Extracted entries ▸
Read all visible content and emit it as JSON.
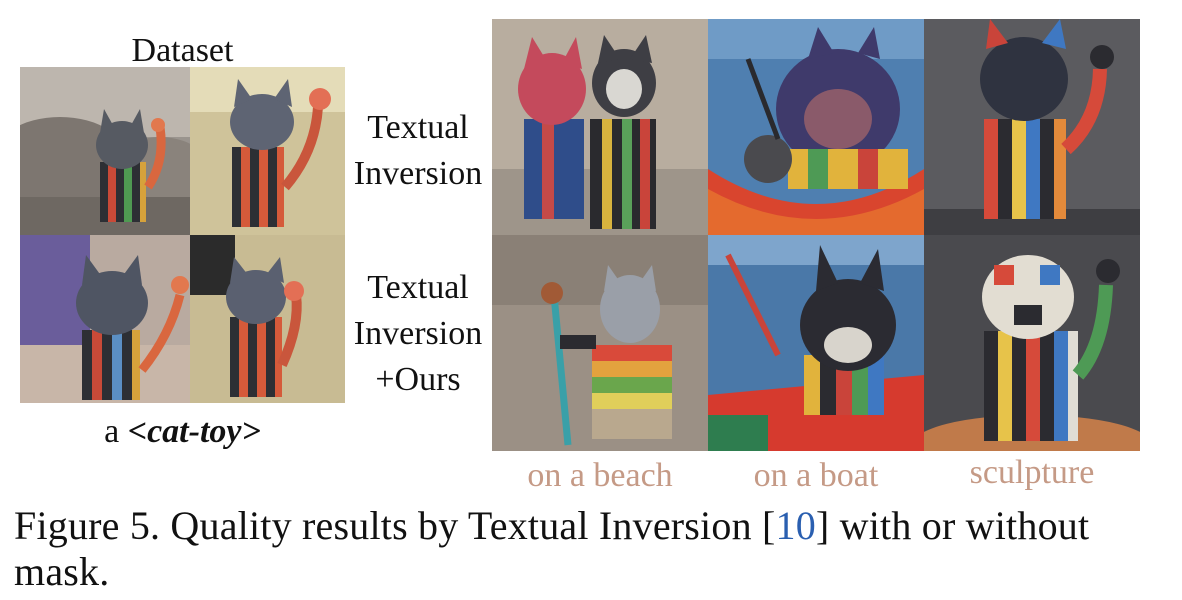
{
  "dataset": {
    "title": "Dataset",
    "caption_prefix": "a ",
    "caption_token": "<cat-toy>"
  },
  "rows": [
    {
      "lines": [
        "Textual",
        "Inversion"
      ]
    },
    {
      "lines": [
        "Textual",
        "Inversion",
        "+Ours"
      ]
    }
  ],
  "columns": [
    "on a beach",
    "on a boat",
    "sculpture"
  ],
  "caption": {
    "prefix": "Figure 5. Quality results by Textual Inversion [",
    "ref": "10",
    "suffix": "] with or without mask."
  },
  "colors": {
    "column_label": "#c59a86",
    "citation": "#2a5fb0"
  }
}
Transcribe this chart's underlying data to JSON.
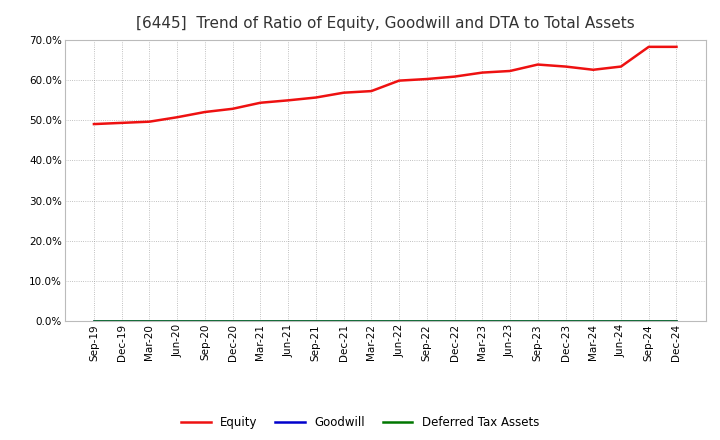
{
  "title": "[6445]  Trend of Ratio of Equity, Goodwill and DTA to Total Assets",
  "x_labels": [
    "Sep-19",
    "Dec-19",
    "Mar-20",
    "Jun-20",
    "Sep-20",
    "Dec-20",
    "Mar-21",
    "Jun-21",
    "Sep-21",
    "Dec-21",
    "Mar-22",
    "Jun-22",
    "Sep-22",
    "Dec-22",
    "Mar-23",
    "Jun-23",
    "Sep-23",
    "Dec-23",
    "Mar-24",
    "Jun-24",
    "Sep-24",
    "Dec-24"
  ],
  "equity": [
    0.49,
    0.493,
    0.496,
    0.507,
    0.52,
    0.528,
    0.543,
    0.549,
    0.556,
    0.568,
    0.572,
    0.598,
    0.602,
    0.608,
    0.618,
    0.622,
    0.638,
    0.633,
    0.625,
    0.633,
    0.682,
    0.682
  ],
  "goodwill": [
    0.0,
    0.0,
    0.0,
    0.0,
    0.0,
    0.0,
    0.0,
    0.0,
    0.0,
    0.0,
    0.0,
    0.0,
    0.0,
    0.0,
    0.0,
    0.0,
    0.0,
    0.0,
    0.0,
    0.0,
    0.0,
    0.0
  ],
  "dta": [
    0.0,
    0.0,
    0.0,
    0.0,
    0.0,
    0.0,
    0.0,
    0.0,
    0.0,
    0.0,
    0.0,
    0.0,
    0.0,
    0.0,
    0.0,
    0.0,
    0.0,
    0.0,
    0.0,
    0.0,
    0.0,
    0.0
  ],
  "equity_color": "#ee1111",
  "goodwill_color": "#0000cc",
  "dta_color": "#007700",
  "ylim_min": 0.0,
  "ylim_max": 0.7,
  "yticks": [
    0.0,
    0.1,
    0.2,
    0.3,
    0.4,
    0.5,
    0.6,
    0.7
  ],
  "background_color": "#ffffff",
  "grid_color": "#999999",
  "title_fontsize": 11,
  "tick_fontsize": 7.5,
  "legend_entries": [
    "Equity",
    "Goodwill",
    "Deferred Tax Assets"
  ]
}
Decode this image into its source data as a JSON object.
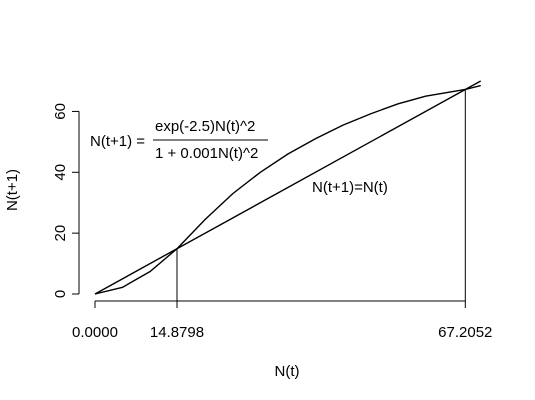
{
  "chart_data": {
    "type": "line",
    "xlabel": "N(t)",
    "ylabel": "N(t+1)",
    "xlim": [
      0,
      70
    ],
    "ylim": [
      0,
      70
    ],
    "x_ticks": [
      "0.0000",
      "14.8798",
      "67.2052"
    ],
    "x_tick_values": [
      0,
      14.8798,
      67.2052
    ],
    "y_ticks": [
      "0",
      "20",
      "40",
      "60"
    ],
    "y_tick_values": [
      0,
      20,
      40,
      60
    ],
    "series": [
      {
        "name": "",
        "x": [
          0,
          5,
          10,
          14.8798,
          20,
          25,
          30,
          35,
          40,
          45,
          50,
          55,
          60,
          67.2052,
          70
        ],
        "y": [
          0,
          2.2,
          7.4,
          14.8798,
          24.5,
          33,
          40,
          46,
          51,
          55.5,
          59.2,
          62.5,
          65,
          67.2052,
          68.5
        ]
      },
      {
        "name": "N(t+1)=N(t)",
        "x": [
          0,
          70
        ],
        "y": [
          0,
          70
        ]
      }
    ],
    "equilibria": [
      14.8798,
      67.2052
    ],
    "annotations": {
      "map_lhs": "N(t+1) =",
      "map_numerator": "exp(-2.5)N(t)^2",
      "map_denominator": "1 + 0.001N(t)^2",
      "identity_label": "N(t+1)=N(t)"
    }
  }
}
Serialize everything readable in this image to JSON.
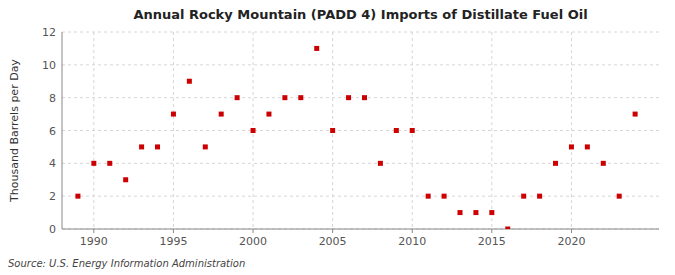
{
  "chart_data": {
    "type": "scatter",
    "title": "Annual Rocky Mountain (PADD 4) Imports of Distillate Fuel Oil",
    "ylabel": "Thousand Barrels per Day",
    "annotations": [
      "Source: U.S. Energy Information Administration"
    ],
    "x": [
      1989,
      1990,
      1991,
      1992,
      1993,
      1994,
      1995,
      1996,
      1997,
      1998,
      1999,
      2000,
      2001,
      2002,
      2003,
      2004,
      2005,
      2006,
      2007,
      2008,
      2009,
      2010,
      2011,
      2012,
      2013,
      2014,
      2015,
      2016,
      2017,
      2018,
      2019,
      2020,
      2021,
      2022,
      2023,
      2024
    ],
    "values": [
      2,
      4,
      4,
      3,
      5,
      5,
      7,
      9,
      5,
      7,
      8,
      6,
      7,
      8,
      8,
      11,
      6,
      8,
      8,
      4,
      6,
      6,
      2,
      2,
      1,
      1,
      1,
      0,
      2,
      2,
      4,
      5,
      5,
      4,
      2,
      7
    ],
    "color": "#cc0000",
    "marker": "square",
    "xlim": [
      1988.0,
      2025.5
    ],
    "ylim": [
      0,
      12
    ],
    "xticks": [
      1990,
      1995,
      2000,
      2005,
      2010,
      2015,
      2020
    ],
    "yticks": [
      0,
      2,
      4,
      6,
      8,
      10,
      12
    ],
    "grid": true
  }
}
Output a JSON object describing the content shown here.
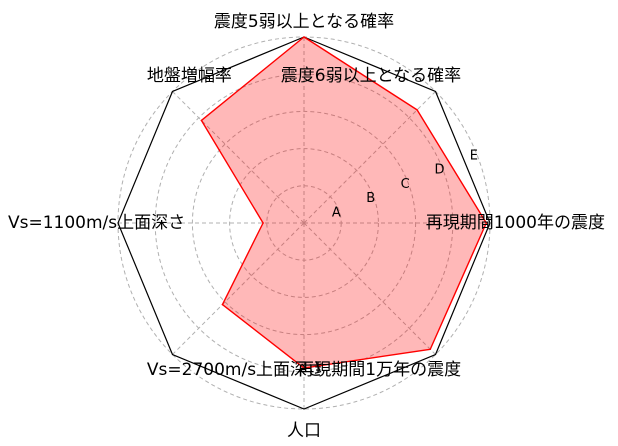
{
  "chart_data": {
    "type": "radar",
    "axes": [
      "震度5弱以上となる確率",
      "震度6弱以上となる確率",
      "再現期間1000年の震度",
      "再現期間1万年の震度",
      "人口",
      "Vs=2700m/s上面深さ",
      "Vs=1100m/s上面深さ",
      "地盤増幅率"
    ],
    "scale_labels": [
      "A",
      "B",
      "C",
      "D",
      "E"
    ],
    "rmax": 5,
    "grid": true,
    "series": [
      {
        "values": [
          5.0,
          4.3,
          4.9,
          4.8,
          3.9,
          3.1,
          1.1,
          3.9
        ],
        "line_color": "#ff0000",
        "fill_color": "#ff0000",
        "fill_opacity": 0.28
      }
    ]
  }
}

Problem ▸ Pictures in the records above should not be copied. Repeat everything else exactly.

Written response ▸
Read all visible content and emit it as JSON.
{
  "dataset": {
    "title": "Dataset",
    "caption_prefix": "a ",
    "caption_token": "<cat-toy>"
  },
  "rows": [
    {
      "lines": [
        "Textual",
        "Inversion"
      ]
    },
    {
      "lines": [
        "Textual",
        "Inversion",
        "+Ours"
      ]
    }
  ],
  "columns": [
    "on a beach",
    "on a boat",
    "sculpture"
  ],
  "caption": {
    "prefix": "Figure 5. Quality results by Textual Inversion [",
    "ref": "10",
    "suffix": "] with or without mask."
  },
  "colors": {
    "column_label": "#c59a86",
    "citation": "#2a5fb0"
  }
}
Transcribe this chart's underlying data to JSON.
{
  "title": "[6445]  Trend of Ratio of Equity, Goodwill and DTA to Total Assets",
  "x_labels": [
    "Sep-19",
    "Dec-19",
    "Mar-20",
    "Jun-20",
    "Sep-20",
    "Dec-20",
    "Mar-21",
    "Jun-21",
    "Sep-21",
    "Dec-21",
    "Mar-22",
    "Jun-22",
    "Sep-22",
    "Dec-22",
    "Mar-23",
    "Jun-23",
    "Sep-23",
    "Dec-23",
    "Mar-24",
    "Jun-24",
    "Sep-24",
    "Dec-24"
  ],
  "equity": [
    0.49,
    0.493,
    0.496,
    0.507,
    0.52,
    0.528,
    0.543,
    0.549,
    0.556,
    0.568,
    0.572,
    0.598,
    0.602,
    0.608,
    0.618,
    0.622,
    0.638,
    0.633,
    0.625,
    0.633,
    0.682,
    0.682
  ],
  "goodwill": [
    0.0,
    0.0,
    0.0,
    0.0,
    0.0,
    0.0,
    0.0,
    0.0,
    0.0,
    0.0,
    0.0,
    0.0,
    0.0,
    0.0,
    0.0,
    0.0,
    0.0,
    0.0,
    0.0,
    0.0,
    0.0,
    0.0
  ],
  "dta": [
    0.0,
    0.0,
    0.0,
    0.0,
    0.0,
    0.0,
    0.0,
    0.0,
    0.0,
    0.0,
    0.0,
    0.0,
    0.0,
    0.0,
    0.0,
    0.0,
    0.0,
    0.0,
    0.0,
    0.0,
    0.0,
    0.0
  ],
  "equity_color": "#ee1111",
  "goodwill_color": "#0000cc",
  "dta_color": "#007700",
  "ylim_min": 0.0,
  "ylim_max": 0.7,
  "yticks": [
    0.0,
    0.1,
    0.2,
    0.3,
    0.4,
    0.5,
    0.6,
    0.7
  ],
  "background_color": "#ffffff",
  "grid_color": "#999999",
  "title_fontsize": 11,
  "tick_fontsize": 7.5,
  "legend_entries": [
    "Equity",
    "Goodwill",
    "Deferred Tax Assets"
  ]
}
Decode this image into its source data as a JSON object.
{
  "chart_data": {
    "type": "line",
    "xlabel": "N(t)",
    "ylabel": "N(t+1)",
    "xlim": [
      0,
      70
    ],
    "ylim": [
      0,
      70
    ],
    "x_ticks": [
      "0.0000",
      "14.8798",
      "67.2052"
    ],
    "x_tick_values": [
      0,
      14.8798,
      67.2052
    ],
    "y_ticks": [
      "0",
      "20",
      "40",
      "60"
    ],
    "y_tick_values": [
      0,
      20,
      40,
      60
    ],
    "series": [
      {
        "name": "",
        "x": [
          0,
          5,
          10,
          14.8798,
          20,
          25,
          30,
          35,
          40,
          45,
          50,
          55,
          60,
          67.2052,
          70
        ],
        "y": [
          0,
          2.2,
          7.4,
          14.8798,
          24.5,
          33,
          40,
          46,
          51,
          55.5,
          59.2,
          62.5,
          65,
          67.2052,
          68.5
        ]
      },
      {
        "name": "N(t+1)=N(t)",
        "x": [
          0,
          70
        ],
        "y": [
          0,
          70
        ]
      }
    ],
    "equilibria": [
      14.8798,
      67.2052
    ],
    "annotations": {
      "map_lhs": "N(t+1) =",
      "map_numerator": "exp(-2.5)N(t)^2",
      "map_denominator": "1 + 0.001N(t)^2",
      "identity_label": "N(t+1)=N(t)"
    }
  }
}
Serialize everything readable in this image to JSON.
{
  "chart_data": {
    "type": "scatter",
    "title": "Annual Rocky Mountain (PADD 4) Imports of Distillate Fuel Oil",
    "ylabel": "Thousand Barrels per Day",
    "annotations": [
      "Source: U.S. Energy Information Administration"
    ],
    "x": [
      1989,
      1990,
      1991,
      1992,
      1993,
      1994,
      1995,
      1996,
      1997,
      1998,
      1999,
      2000,
      2001,
      2002,
      2003,
      2004,
      2005,
      2006,
      2007,
      2008,
      2009,
      2010,
      2011,
      2012,
      2013,
      2014,
      2015,
      2016,
      2017,
      2018,
      2019,
      2020,
      2021,
      2022,
      2023,
      2024
    ],
    "values": [
      2,
      4,
      4,
      3,
      5,
      5,
      7,
      9,
      5,
      7,
      8,
      6,
      7,
      8,
      8,
      11,
      6,
      8,
      8,
      4,
      6,
      6,
      2,
      2,
      1,
      1,
      1,
      0,
      2,
      2,
      4,
      5,
      5,
      4,
      2,
      7
    ],
    "color": "#cc0000",
    "marker": "square",
    "xlim": [
      1988.0,
      2025.5
    ],
    "ylim": [
      0,
      12
    ],
    "xticks": [
      1990,
      1995,
      2000,
      2005,
      2010,
      2015,
      2020
    ],
    "yticks": [
      0,
      2,
      4,
      6,
      8,
      10,
      12
    ],
    "grid": true
  }
}
Output a JSON object describing the content shown here.
{
  "chart_data": {
    "type": "radar",
    "axes": [
      "震度5弱以上となる確率",
      "震度6弱以上となる確率",
      "再現期間1000年の震度",
      "再現期間1万年の震度",
      "人口",
      "Vs=2700m/s上面深さ",
      "Vs=1100m/s上面深さ",
      "地盤増幅率"
    ],
    "scale_labels": [
      "A",
      "B",
      "C",
      "D",
      "E"
    ],
    "rmax": 5,
    "grid": true,
    "series": [
      {
        "values": [
          5.0,
          4.3,
          4.9,
          4.8,
          3.9,
          3.1,
          1.1,
          3.9
        ],
        "line_color": "#ff0000",
        "fill_color": "#ff0000",
        "fill_opacity": 0.28
      }
    ]
  }
}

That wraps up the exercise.